__WHAT NEEDS TO BE DONE__
Copy the listing verbatim, excluding any images found in it.

════════════════════

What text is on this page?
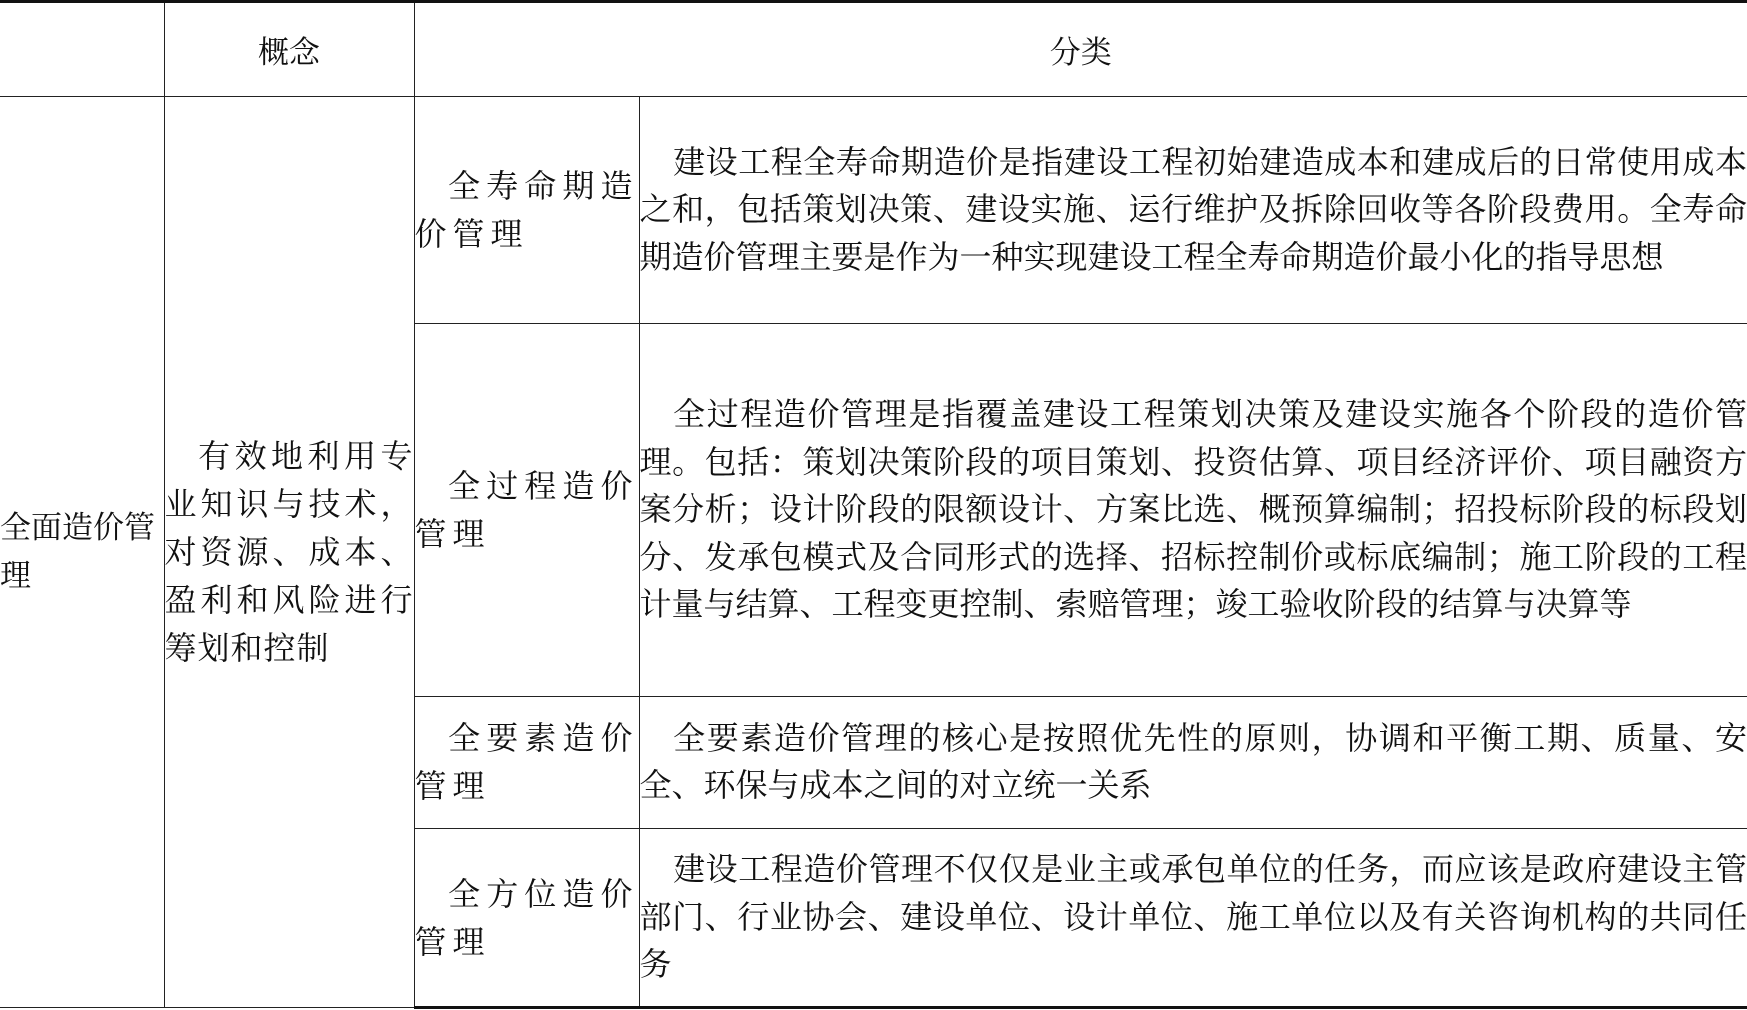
	概念	分类	
全面造价管理	有效地利用专业知识与技术，对资源、成本、盈利和风险进行筹划和控制	全寿命期造价管理	建设工程全寿命期造价是指建设工程初始建造成本和建成后的日常使用成本之和，包括策划决策、建设实施、运行维护及拆除回收等各阶段费用。全寿命期造价管理主要是作为一种实现建设工程全寿命期造价最小化的指导思想
		全过程造价管理	全过程造价管理是指覆盖建设工程策划决策及建设实施各个阶段的造价管理。包括：策划决策阶段的项目策划、投资估算、项目经济评价、项目融资方案分析；设计阶段的限额设计、方案比选、概预算编制；招投标阶段的标段划分、发承包模式及合同形式的选择、招标控制价或标底编制；施工阶段的工程计量与结算、工程变更控制、索赔管理；竣工验收阶段的结算与决算等
		全要素造价管理	全要素造价管理的核心是按照优先性的原则，协调和平衡工期、质量、安全、环保与成本之间的对立统一关系
		全方位造价管理	建设工程造价管理不仅仅是业主或承包单位的任务，而应该是政府建设主管部门、行业协会、建设单位、设计单位、施工单位以及有关咨询机构的共同任务
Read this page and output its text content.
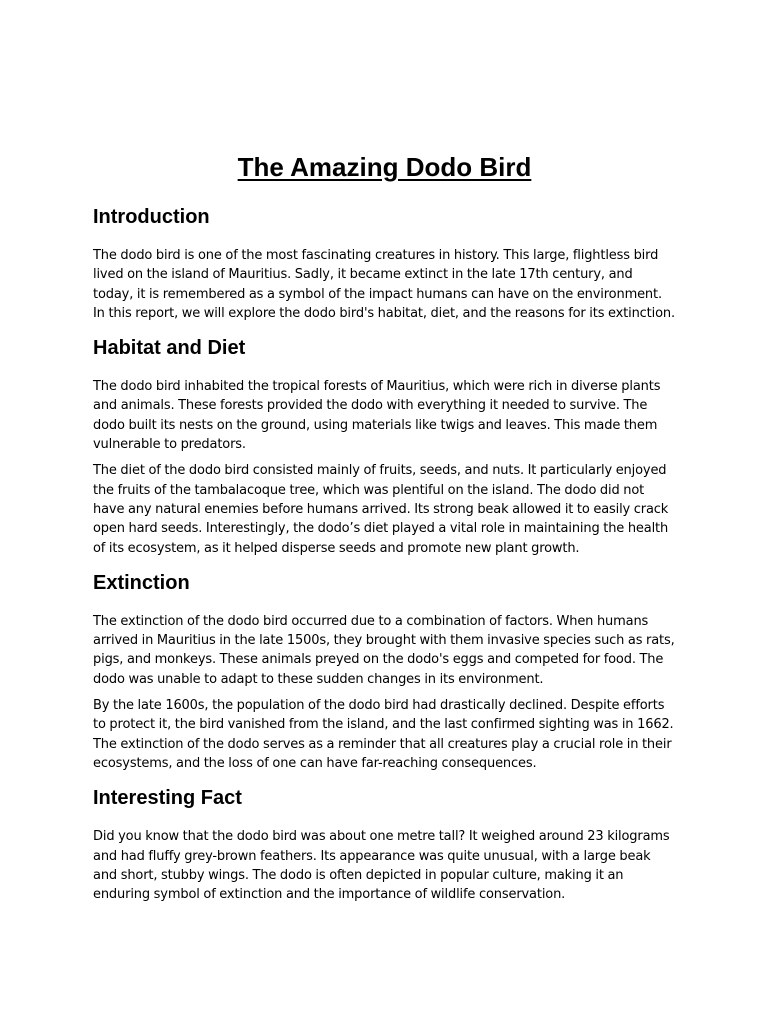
The Amazing Dodo Bird
Introduction

The dodo bird is one of the most fascinating creatures in history. This large, flightless bird lived on the island of Mauritius. Sadly, it became extinct in the late 17th century, and today, it is remembered as a symbol of the impact humans can have on the environment. In this report, we will explore the dodo bird's habitat, diet, and the reasons for its extinction.

Habitat and Diet

The dodo bird inhabited the tropical forests of Mauritius, which were rich in diverse plants and animals. These forests provided the dodo with everything it needed to survive. The dodo built its nests on the ground, using materials like twigs and leaves. This made them vulnerable to predators.

The diet of the dodo bird consisted mainly of fruits, seeds, and nuts. It particularly enjoyed the fruits of the tambalacoque tree, which was plentiful on the island. The dodo did not have any natural enemies before humans arrived. Its strong beak allowed it to easily crack open hard seeds. Interestingly, the dodo’s diet played a vital role in maintaining the health of its ecosystem, as it helped disperse seeds and promote new plant growth.

Extinction

The extinction of the dodo bird occurred due to a combination of factors. When humans arrived in Mauritius in the late 1500s, they brought with them invasive species such as rats, pigs, and monkeys. These animals preyed on the dodo's eggs and competed for food. The dodo was unable to adapt to these sudden changes in its environment.

By the late 1600s, the population of the dodo bird had drastically declined. Despite efforts to protect it, the bird vanished from the island, and the last confirmed sighting was in 1662. The extinction of the dodo serves as a reminder that all creatures play a crucial role in their ecosystems, and the loss of one can have far-reaching consequences.

Interesting Fact

Did you know that the dodo bird was about one metre tall? It weighed around 23 kilograms and had fluffy grey-brown feathers. Its appearance was quite unusual, with a large beak and short, stubby wings. The dodo is often depicted in popular culture, making it an enduring symbol of extinction and the importance of wildlife conservation.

════════════════════

__FINISHED EXERCISE__
What text is on this page?
	概念	分类	
全面造价管理	有效地利用专业知识与技术，对资源、成本、盈利和风险进行筹划和控制	全寿命期造价管理	建设工程全寿命期造价是指建设工程初始建造成本和建成后的日常使用成本之和，包括策划决策、建设实施、运行维护及拆除回收等各阶段费用。全寿命期造价管理主要是作为一种实现建设工程全寿命期造价最小化的指导思想
		全过程造价管理	全过程造价管理是指覆盖建设工程策划决策及建设实施各个阶段的造价管理。包括：策划决策阶段的项目策划、投资估算、项目经济评价、项目融资方案分析；设计阶段的限额设计、方案比选、概预算编制；招投标阶段的标段划分、发承包模式及合同形式的选择、招标控制价或标底编制；施工阶段的工程计量与结算、工程变更控制、索赔管理；竣工验收阶段的结算与决算等
		全要素造价管理	全要素造价管理的核心是按照优先性的原则，协调和平衡工期、质量、安全、环保与成本之间的对立统一关系
		全方位造价管理	建设工程造价管理不仅仅是业主或承包单位的任务，而应该是政府建设主管部门、行业协会、建设单位、设计单位、施工单位以及有关咨询机构的共同任务
Read this page and output its text content.
The Amazing Dodo Bird
Introduction

The dodo bird is one of the most fascinating creatures in history. This large, flightless bird lived on the island of Mauritius. Sadly, it became extinct in the late 17th century, and today, it is remembered as a symbol of the impact humans can have on the environment. In this report, we will explore the dodo bird's habitat, diet, and the reasons for its extinction.

Habitat and Diet

The dodo bird inhabited the tropical forests of Mauritius, which were rich in diverse plants and animals. These forests provided the dodo with everything it needed to survive. The dodo built its nests on the ground, using materials like twigs and leaves. This made them vulnerable to predators.

The diet of the dodo bird consisted mainly of fruits, seeds, and nuts. It particularly enjoyed the fruits of the tambalacoque tree, which was plentiful on the island. The dodo did not have any natural enemies before humans arrived. Its strong beak allowed it to easily crack open hard seeds. Interestingly, the dodo’s diet played a vital role in maintaining the health of its ecosystem, as it helped disperse seeds and promote new plant growth.

Extinction

The extinction of the dodo bird occurred due to a combination of factors. When humans arrived in Mauritius in the late 1500s, they brought with them invasive species such as rats, pigs, and monkeys. These animals preyed on the dodo's eggs and competed for food. The dodo was unable to adapt to these sudden changes in its environment.

By the late 1600s, the population of the dodo bird had drastically declined. Despite efforts to protect it, the bird vanished from the island, and the last confirmed sighting was in 1662. The extinction of the dodo serves as a reminder that all creatures play a crucial role in their ecosystems, and the loss of one can have far-reaching consequences.

Interesting Fact

Did you know that the dodo bird was about one metre tall? It weighed around 23 kilograms and had fluffy grey-brown feathers. Its appearance was quite unusual, with a large beak and short, stubby wings. The dodo is often depicted in popular culture, making it an enduring symbol of extinction and the importance of wildlife conservation.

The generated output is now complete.